*Problem:* Sort through the entries below and pull out lines containing the word "Cultural".

*Exercise materials:*
═══

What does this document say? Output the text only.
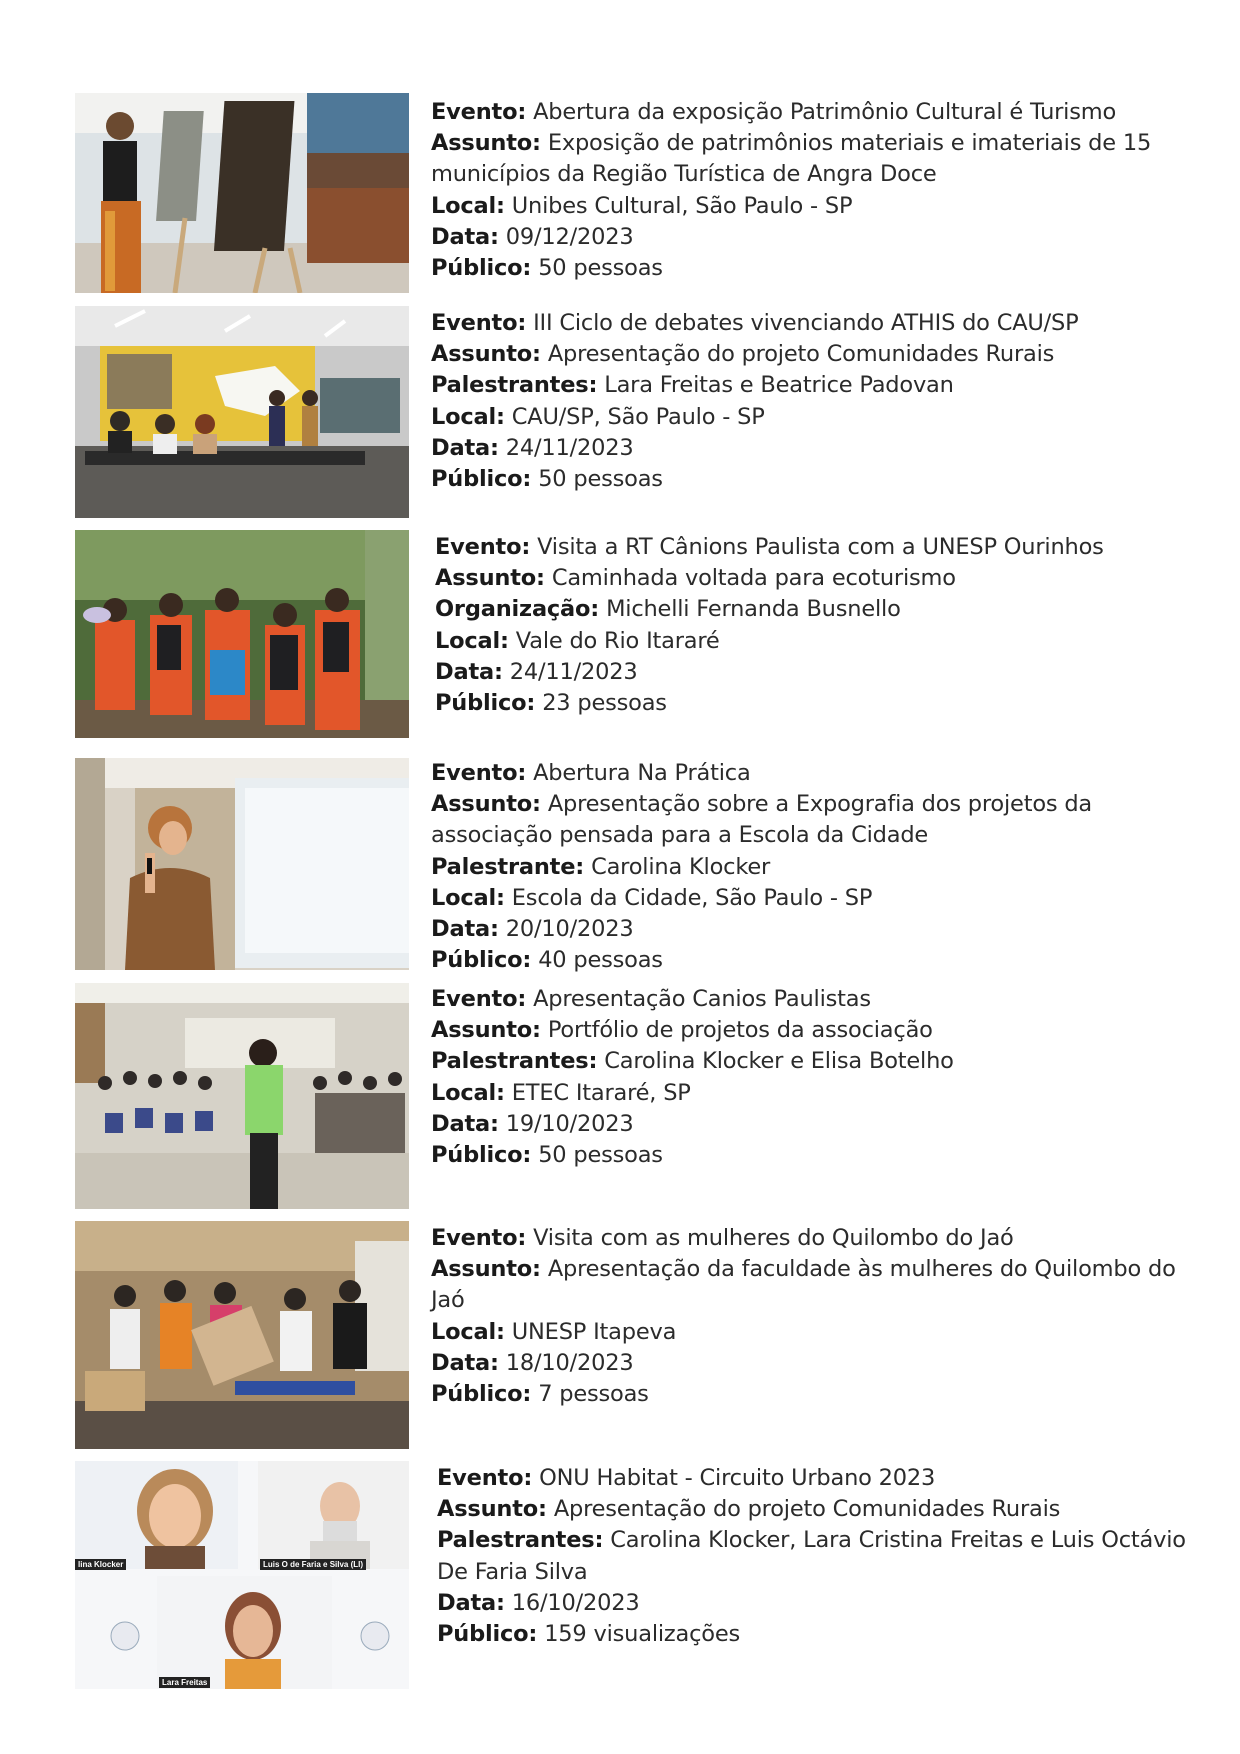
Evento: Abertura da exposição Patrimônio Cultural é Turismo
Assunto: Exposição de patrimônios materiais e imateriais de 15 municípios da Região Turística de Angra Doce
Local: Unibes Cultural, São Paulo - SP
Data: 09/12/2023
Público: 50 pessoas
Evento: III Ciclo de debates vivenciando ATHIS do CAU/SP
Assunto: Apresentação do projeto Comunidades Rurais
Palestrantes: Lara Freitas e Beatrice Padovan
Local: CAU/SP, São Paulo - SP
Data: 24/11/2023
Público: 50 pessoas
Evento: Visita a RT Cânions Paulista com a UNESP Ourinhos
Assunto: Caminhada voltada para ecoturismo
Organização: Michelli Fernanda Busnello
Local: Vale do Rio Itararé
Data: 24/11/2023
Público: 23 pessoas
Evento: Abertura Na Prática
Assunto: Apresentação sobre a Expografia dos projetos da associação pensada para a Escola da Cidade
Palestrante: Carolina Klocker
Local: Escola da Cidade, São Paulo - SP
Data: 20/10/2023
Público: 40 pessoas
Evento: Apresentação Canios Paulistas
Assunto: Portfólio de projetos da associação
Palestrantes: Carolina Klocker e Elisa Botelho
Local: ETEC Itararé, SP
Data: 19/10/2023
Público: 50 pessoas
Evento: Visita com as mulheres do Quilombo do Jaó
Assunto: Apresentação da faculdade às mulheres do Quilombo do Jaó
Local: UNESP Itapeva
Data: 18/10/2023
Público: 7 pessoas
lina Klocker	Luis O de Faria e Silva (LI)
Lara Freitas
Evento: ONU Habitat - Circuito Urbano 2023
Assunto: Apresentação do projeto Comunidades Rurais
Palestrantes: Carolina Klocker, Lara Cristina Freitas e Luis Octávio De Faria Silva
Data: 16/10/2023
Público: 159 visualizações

═══

*Output:*
Evento: Abertura da exposição Patrimônio Cultural é Turismo
Local: Unibes Cultural, São Paulo - SP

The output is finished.